(Data extracted from a collection)
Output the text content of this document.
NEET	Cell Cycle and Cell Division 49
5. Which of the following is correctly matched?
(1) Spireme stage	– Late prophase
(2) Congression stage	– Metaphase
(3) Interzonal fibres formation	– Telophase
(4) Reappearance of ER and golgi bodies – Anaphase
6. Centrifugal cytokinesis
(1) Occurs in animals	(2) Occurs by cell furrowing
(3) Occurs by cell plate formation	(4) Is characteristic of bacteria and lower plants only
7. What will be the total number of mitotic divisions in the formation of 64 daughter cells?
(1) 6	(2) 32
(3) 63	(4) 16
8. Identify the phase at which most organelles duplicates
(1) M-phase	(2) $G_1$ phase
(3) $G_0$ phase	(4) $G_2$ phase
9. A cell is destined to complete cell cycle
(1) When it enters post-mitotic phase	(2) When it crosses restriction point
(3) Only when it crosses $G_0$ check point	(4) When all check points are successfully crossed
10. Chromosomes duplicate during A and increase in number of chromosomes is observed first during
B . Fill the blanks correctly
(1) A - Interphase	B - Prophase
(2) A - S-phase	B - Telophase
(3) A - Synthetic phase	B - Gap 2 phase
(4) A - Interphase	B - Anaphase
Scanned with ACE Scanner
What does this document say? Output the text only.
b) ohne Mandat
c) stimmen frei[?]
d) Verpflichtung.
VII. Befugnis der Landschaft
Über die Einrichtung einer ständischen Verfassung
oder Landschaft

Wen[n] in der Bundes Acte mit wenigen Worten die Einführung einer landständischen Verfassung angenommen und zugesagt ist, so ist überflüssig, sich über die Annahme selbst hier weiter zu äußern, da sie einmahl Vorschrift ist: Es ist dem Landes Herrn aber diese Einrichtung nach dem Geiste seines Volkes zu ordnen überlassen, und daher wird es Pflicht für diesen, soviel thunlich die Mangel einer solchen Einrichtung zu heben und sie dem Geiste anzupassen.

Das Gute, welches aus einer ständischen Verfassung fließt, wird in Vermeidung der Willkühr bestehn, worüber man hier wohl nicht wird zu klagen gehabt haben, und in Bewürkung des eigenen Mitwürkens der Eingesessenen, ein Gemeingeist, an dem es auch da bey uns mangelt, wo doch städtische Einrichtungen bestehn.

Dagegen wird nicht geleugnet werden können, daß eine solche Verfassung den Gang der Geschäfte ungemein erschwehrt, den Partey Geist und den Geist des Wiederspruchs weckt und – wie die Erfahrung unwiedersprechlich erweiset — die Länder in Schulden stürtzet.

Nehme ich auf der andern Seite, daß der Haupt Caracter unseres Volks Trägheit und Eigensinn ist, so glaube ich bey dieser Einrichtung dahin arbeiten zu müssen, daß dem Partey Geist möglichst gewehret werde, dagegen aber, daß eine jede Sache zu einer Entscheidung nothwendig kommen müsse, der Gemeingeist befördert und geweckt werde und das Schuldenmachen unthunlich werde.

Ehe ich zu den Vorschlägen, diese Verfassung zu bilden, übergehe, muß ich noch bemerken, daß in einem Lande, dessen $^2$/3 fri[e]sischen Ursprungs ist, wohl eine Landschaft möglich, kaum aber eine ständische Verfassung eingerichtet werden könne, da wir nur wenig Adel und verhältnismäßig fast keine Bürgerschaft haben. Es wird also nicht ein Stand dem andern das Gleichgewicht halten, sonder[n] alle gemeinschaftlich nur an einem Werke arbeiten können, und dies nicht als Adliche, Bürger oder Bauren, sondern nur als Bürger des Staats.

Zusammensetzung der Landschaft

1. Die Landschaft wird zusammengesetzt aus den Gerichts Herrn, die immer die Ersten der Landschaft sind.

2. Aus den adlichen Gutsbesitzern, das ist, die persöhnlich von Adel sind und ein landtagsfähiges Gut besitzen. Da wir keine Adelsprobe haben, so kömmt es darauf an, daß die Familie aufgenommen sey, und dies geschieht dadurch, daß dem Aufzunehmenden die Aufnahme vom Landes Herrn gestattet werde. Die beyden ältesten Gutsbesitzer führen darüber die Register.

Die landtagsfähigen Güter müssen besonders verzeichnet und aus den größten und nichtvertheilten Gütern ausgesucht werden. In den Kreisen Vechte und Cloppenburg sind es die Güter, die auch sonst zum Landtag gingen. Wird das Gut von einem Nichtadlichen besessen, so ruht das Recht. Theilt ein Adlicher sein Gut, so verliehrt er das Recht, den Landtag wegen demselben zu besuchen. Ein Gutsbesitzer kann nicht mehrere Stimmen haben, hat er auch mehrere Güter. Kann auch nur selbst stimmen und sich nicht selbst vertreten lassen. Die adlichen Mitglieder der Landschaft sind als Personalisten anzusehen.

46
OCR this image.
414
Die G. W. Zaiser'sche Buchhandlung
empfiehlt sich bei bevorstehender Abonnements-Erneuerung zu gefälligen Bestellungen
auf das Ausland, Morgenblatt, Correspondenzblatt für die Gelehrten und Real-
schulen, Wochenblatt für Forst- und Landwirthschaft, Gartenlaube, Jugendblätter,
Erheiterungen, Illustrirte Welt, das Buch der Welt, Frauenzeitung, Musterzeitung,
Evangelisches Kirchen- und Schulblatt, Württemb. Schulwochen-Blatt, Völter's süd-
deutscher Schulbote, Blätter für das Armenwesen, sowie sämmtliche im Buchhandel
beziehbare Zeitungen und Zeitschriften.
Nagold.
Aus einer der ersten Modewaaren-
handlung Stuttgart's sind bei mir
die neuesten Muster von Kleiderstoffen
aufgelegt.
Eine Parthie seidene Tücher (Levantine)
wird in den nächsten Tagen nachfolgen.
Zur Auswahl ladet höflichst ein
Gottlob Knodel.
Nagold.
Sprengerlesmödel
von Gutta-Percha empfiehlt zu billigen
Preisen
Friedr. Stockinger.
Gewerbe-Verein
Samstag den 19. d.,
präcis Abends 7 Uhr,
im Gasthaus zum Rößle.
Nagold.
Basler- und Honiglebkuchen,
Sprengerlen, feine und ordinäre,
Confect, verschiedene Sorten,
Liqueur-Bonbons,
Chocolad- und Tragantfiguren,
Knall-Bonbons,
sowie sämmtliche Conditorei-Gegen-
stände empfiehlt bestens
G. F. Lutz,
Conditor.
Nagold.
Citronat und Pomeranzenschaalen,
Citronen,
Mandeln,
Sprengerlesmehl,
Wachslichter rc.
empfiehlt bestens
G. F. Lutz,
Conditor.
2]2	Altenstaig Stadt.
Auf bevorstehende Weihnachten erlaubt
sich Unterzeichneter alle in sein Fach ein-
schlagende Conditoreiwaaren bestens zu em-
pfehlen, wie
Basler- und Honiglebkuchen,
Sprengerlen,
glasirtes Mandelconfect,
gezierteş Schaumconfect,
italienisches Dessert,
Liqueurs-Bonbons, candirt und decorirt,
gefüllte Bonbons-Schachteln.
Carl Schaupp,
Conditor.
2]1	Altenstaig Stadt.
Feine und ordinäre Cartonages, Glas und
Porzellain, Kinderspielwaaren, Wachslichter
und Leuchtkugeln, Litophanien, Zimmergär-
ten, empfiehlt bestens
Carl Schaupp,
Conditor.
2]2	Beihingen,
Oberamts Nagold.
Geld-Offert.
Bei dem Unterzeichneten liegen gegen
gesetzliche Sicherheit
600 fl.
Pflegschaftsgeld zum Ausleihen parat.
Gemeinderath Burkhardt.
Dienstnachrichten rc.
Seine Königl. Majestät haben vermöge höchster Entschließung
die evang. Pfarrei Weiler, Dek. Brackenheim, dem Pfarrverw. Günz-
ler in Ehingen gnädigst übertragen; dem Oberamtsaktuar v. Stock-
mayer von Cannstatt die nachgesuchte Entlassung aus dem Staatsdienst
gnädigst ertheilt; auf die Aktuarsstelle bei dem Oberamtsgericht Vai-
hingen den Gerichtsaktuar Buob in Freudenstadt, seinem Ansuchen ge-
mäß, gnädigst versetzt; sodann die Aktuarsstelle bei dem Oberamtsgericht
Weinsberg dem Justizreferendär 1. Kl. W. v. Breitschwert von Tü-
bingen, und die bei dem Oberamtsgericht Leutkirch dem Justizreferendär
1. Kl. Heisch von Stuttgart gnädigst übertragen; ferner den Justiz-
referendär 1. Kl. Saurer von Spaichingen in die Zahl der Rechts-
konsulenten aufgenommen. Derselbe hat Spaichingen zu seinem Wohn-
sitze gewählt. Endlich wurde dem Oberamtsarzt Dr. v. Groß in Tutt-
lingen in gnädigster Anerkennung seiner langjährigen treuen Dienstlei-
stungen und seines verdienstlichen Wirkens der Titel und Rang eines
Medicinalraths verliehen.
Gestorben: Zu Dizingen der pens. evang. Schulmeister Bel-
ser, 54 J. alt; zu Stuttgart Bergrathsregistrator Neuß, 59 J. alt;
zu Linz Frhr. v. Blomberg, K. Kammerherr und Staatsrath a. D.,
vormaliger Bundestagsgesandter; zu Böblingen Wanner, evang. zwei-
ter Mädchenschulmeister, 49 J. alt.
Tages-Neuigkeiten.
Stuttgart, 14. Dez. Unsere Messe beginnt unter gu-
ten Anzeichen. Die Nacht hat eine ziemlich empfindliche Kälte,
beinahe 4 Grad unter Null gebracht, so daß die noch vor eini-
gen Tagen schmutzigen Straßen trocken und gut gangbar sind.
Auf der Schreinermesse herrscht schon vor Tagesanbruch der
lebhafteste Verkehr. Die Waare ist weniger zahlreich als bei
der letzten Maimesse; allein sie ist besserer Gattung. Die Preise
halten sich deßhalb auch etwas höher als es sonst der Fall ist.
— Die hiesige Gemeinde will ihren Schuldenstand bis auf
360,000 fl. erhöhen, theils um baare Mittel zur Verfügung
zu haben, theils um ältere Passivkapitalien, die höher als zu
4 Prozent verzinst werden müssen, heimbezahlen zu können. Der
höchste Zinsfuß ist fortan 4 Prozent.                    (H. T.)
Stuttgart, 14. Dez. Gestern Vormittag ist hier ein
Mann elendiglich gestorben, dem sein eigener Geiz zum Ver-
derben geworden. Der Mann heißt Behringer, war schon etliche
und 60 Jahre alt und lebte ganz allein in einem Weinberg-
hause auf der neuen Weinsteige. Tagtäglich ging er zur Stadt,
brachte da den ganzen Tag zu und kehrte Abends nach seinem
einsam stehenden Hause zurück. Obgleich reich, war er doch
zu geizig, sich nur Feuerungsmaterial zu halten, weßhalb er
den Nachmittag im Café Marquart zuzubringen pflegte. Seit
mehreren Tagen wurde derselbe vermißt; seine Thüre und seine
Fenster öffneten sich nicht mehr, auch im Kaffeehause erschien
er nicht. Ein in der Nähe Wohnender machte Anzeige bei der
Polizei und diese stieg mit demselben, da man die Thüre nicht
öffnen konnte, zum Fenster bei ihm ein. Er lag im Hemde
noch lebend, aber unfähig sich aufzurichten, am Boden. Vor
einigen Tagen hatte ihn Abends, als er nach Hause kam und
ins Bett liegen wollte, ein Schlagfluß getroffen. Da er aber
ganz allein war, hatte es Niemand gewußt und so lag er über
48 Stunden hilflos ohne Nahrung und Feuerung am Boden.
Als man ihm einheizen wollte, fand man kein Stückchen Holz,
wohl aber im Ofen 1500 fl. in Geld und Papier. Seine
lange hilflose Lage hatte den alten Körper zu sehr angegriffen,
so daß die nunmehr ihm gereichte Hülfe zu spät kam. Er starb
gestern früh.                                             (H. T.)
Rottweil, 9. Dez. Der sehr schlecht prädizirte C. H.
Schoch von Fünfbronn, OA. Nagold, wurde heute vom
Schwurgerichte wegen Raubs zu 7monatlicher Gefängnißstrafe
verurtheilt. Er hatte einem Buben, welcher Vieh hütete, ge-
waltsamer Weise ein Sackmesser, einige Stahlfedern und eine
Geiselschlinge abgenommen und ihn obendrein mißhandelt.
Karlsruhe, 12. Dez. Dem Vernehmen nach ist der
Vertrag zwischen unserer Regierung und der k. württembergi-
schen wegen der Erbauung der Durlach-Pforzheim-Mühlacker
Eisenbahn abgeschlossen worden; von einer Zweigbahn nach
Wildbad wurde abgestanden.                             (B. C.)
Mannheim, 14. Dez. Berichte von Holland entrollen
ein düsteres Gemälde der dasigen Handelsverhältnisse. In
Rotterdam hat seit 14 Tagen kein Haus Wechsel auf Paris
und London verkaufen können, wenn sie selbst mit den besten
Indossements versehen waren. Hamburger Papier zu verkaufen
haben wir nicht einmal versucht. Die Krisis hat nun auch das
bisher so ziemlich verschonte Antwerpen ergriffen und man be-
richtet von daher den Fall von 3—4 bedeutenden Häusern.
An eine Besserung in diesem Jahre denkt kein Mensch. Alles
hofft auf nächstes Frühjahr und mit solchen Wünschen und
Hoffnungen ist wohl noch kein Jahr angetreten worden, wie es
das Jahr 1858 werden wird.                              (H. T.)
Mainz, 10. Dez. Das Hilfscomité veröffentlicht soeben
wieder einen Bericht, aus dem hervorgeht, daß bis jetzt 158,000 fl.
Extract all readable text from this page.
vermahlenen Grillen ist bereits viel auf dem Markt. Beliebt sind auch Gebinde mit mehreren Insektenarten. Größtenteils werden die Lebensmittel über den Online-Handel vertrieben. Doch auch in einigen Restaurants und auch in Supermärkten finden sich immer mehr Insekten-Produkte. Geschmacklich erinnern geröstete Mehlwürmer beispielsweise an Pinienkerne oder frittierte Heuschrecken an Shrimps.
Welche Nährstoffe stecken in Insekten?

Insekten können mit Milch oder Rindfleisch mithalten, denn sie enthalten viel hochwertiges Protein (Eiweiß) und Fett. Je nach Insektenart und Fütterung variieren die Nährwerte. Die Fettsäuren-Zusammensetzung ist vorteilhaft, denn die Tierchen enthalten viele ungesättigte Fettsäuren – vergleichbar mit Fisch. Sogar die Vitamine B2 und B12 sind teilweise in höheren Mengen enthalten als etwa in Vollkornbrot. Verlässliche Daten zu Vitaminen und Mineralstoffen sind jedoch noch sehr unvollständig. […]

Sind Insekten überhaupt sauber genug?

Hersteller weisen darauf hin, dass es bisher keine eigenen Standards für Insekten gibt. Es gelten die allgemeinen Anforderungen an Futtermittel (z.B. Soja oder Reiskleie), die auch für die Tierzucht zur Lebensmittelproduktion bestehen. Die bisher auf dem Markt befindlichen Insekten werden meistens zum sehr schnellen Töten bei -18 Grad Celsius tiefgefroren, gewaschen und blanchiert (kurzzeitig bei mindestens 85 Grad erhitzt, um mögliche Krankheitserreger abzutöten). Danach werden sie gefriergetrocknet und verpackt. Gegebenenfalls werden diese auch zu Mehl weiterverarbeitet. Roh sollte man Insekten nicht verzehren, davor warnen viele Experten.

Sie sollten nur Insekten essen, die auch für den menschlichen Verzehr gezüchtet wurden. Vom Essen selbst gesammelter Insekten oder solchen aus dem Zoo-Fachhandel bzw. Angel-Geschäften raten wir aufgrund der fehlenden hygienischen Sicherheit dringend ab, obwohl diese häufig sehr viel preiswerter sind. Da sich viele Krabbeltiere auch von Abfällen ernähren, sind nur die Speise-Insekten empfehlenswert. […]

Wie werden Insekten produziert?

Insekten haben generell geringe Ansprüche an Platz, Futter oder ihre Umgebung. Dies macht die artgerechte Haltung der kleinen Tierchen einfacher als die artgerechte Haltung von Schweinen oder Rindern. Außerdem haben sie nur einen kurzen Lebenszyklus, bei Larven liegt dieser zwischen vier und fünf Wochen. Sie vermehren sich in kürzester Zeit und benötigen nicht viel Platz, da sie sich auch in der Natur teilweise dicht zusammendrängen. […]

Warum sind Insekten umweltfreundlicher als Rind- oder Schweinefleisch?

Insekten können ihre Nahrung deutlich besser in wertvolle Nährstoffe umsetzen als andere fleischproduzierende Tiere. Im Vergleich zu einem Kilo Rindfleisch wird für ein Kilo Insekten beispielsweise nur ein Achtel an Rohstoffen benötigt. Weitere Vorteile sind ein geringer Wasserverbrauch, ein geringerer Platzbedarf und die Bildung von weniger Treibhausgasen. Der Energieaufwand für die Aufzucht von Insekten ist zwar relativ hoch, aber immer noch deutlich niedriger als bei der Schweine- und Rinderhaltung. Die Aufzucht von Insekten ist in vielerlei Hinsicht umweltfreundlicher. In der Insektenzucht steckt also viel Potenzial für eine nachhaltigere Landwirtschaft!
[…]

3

* [WHAT IS BEING ASKED]:
Find the lines above that contain the word "empfiehlt" and copy each one.

* [WRITTEN RESPONSE]:
empfiehlt sich bei bevorstehender Abonnements-Erneuerung zu gefälligen Bestellungen
von Gutta-Percha empfiehlt zu billigen
stände empfiehlt bestens
empfiehlt bestens
ten, empfiehlt bestens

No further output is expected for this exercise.